:: YOUR TASK ::
Every entry needs to be printed exactly, please.

[start]

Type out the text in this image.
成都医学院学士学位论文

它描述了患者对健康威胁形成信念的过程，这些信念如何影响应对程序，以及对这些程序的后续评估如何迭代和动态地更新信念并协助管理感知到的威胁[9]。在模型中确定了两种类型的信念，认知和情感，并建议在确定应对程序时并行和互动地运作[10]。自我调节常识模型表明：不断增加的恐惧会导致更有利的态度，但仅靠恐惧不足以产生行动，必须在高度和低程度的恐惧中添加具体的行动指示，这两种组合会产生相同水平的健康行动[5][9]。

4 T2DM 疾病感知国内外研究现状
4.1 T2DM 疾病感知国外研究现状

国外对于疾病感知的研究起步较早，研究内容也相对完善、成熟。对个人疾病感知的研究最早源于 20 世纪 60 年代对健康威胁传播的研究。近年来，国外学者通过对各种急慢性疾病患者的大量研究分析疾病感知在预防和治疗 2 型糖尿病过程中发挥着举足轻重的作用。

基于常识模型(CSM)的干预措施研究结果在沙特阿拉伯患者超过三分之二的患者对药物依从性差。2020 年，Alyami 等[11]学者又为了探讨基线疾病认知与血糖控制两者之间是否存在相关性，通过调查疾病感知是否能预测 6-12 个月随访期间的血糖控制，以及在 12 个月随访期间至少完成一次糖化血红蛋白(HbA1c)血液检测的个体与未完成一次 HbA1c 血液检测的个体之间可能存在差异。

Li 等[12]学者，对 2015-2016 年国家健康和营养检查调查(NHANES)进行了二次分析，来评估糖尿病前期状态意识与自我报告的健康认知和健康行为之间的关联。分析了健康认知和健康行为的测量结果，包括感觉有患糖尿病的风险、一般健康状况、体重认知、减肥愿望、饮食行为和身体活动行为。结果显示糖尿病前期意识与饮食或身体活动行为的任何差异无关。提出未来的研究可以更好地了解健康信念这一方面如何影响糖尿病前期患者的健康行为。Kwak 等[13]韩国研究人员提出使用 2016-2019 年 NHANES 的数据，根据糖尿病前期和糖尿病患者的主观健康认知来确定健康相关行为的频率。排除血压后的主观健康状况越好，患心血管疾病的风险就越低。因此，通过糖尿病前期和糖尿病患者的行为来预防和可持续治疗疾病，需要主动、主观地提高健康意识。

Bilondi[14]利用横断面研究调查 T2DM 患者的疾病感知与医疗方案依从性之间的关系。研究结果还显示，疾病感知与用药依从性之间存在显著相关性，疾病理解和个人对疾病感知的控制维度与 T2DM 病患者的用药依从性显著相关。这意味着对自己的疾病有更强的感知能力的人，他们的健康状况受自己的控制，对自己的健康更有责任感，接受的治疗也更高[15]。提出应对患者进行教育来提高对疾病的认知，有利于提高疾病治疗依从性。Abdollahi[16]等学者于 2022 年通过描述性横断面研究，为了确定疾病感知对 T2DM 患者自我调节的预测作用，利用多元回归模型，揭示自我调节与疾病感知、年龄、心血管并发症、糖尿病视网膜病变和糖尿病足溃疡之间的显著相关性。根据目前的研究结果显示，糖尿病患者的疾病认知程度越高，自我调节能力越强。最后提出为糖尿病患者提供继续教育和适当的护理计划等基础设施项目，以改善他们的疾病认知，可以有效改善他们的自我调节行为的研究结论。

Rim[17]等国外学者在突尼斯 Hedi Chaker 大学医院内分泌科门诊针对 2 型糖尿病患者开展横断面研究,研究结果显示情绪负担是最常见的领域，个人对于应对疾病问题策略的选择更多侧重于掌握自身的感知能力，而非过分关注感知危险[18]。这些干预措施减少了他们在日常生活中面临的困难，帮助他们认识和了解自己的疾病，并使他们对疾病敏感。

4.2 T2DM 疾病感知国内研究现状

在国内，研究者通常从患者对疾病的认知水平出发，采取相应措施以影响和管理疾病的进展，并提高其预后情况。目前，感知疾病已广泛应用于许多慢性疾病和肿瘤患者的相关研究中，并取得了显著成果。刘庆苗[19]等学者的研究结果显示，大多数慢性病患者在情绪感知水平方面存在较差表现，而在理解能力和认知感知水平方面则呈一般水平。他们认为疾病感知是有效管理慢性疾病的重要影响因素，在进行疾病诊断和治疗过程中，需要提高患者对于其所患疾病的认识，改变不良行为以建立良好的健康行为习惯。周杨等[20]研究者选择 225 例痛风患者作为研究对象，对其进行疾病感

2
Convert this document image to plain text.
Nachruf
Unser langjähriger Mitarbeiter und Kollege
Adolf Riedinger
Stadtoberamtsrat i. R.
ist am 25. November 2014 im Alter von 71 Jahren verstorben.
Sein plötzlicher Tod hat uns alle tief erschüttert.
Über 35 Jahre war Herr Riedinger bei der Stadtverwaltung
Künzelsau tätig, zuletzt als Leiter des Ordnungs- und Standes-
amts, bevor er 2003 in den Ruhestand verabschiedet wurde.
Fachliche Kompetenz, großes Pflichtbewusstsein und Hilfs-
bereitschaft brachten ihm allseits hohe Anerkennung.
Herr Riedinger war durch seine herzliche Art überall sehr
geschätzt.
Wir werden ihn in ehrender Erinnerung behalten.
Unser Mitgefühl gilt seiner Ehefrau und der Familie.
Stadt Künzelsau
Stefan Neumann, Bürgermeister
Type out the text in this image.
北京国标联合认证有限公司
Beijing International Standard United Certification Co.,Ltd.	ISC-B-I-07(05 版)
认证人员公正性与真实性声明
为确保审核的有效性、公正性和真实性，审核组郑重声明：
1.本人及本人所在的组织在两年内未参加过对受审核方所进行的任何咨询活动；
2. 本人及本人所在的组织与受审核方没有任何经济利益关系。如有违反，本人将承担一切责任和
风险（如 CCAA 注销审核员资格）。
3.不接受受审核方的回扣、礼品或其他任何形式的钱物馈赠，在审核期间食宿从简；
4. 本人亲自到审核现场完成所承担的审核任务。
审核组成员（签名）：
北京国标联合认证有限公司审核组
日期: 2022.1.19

[end]

:: FINISHED EXERCISE ::
Type out the text in this image.
成都医学院学士学位论文

它描述了患者对健康威胁形成信念的过程，这些信念如何影响应对程序，以及对这些程序的后续评估如何迭代和动态地更新信念并协助管理感知到的威胁[9]。在模型中确定了两种类型的信念，认知和情感，并建议在确定应对程序时并行和互动地运作[10]。自我调节常识模型表明：不断增加的恐惧会导致更有利的态度，但仅靠恐惧不足以产生行动，必须在高度和低程度的恐惧中添加具体的行动指示，这两种组合会产生相同水平的健康行动[5][9]。

4 T2DM 疾病感知国内外研究现状
4.1 T2DM 疾病感知国外研究现状

国外对于疾病感知的研究起步较早，研究内容也相对完善、成熟。对个人疾病感知的研究最早源于 20 世纪 60 年代对健康威胁传播的研究。近年来，国外学者通过对各种急慢性疾病患者的大量研究分析疾病感知在预防和治疗 2 型糖尿病过程中发挥着举足轻重的作用。

基于常识模型(CSM)的干预措施研究结果在沙特阿拉伯患者超过三分之二的患者对药物依从性差。2020 年，Alyami 等[11]学者又为了探讨基线疾病认知与血糖控制两者之间是否存在相关性，通过调查疾病感知是否能预测 6-12 个月随访期间的血糖控制，以及在 12 个月随访期间至少完成一次糖化血红蛋白(HbA1c)血液检测的个体与未完成一次 HbA1c 血液检测的个体之间可能存在差异。

Li 等[12]学者，对 2015-2016 年国家健康和营养检查调查(NHANES)进行了二次分析，来评估糖尿病前期状态意识与自我报告的健康认知和健康行为之间的关联。分析了健康认知和健康行为的测量结果，包括感觉有患糖尿病的风险、一般健康状况、体重认知、减肥愿望、饮食行为和身体活动行为。结果显示糖尿病前期意识与饮食或身体活动行为的任何差异无关。提出未来的研究可以更好地了解健康信念这一方面如何影响糖尿病前期患者的健康行为。Kwak 等[13]韩国研究人员提出使用 2016-2019 年 NHANES 的数据，根据糖尿病前期和糖尿病患者的主观健康认知来确定健康相关行为的频率。排除血压后的主观健康状况越好，患心血管疾病的风险就越低。因此，通过糖尿病前期和糖尿病患者的行为来预防和可持续治疗疾病，需要主动、主观地提高健康意识。

Bilondi[14]利用横断面研究调查 T2DM 患者的疾病感知与医疗方案依从性之间的关系。研究结果还显示，疾病感知与用药依从性之间存在显著相关性，疾病理解和个人对疾病感知的控制维度与 T2DM 病患者的用药依从性显著相关。这意味着对自己的疾病有更强的感知能力的人，他们的健康状况受自己的控制，对自己的健康更有责任感，接受的治疗也更高[15]。提出应对患者进行教育来提高对疾病的认知，有利于提高疾病治疗依从性。Abdollahi[16]等学者于 2022 年通过描述性横断面研究，为了确定疾病感知对 T2DM 患者自我调节的预测作用，利用多元回归模型，揭示自我调节与疾病感知、年龄、心血管并发症、糖尿病视网膜病变和糖尿病足溃疡之间的显著相关性。根据目前的研究结果显示，糖尿病患者的疾病认知程度越高，自我调节能力越强。最后提出为糖尿病患者提供继续教育和适当的护理计划等基础设施项目，以改善他们的疾病认知，可以有效改善他们的自我调节行为的研究结论。

Rim[17]等国外学者在突尼斯 Hedi Chaker 大学医院内分泌科门诊针对 2 型糖尿病患者开展横断面研究,研究结果显示情绪负担是最常见的领域，个人对于应对疾病问题策略的选择更多侧重于掌握自身的感知能力，而非过分关注感知危险[18]。这些干预措施减少了他们在日常生活中面临的困难，帮助他们认识和了解自己的疾病，并使他们对疾病敏感。

4.2 T2DM 疾病感知国内研究现状

在国内，研究者通常从患者对疾病的认知水平出发，采取相应措施以影响和管理疾病的进展，并提高其预后情况。目前，感知疾病已广泛应用于许多慢性疾病和肿瘤患者的相关研究中，并取得了显著成果。刘庆苗[19]等学者的研究结果显示，大多数慢性病患者在情绪感知水平方面存在较差表现，而在理解能力和认知感知水平方面则呈一般水平。他们认为疾病感知是有效管理慢性疾病的重要影响因素，在进行疾病诊断和治疗过程中，需要提高患者对于其所患疾病的认识，改变不良行为以建立良好的健康行为习惯。周杨等[20]研究者选择 225 例痛风患者作为研究对象，对其进行疾病感

2
Convert this document image to plain text.
Nachruf
Unser langjähriger Mitarbeiter und Kollege
Adolf Riedinger
Stadtoberamtsrat i. R.
ist am 25. November 2014 im Alter von 71 Jahren verstorben.
Sein plötzlicher Tod hat uns alle tief erschüttert.
Über 35 Jahre war Herr Riedinger bei der Stadtverwaltung
Künzelsau tätig, zuletzt als Leiter des Ordnungs- und Standes-
amts, bevor er 2003 in den Ruhestand verabschiedet wurde.
Fachliche Kompetenz, großes Pflichtbewusstsein und Hilfs-
bereitschaft brachten ihm allseits hohe Anerkennung.
Herr Riedinger war durch seine herzliche Art überall sehr
geschätzt.
Wir werden ihn in ehrender Erinnerung behalten.
Unser Mitgefühl gilt seiner Ehefrau und der Familie.
Stadt Künzelsau
Stefan Neumann, Bürgermeister
Type out the text in this image.
北京国标联合认证有限公司
Beijing International Standard United Certification Co.,Ltd.	ISC-B-I-07(05 版)
认证人员公正性与真实性声明
为确保审核的有效性、公正性和真实性，审核组郑重声明：
1.本人及本人所在的组织在两年内未参加过对受审核方所进行的任何咨询活动；
2. 本人及本人所在的组织与受审核方没有任何经济利益关系。如有违反，本人将承担一切责任和
风险（如 CCAA 注销审核员资格）。
3.不接受受审核方的回扣、礼品或其他任何形式的钱物馈赠，在审核期间食宿从简；
4. 本人亲自到审核现场完成所承担的审核任务。
审核组成员（签名）：
北京国标联合认证有限公司审核组
日期: 2022.1.19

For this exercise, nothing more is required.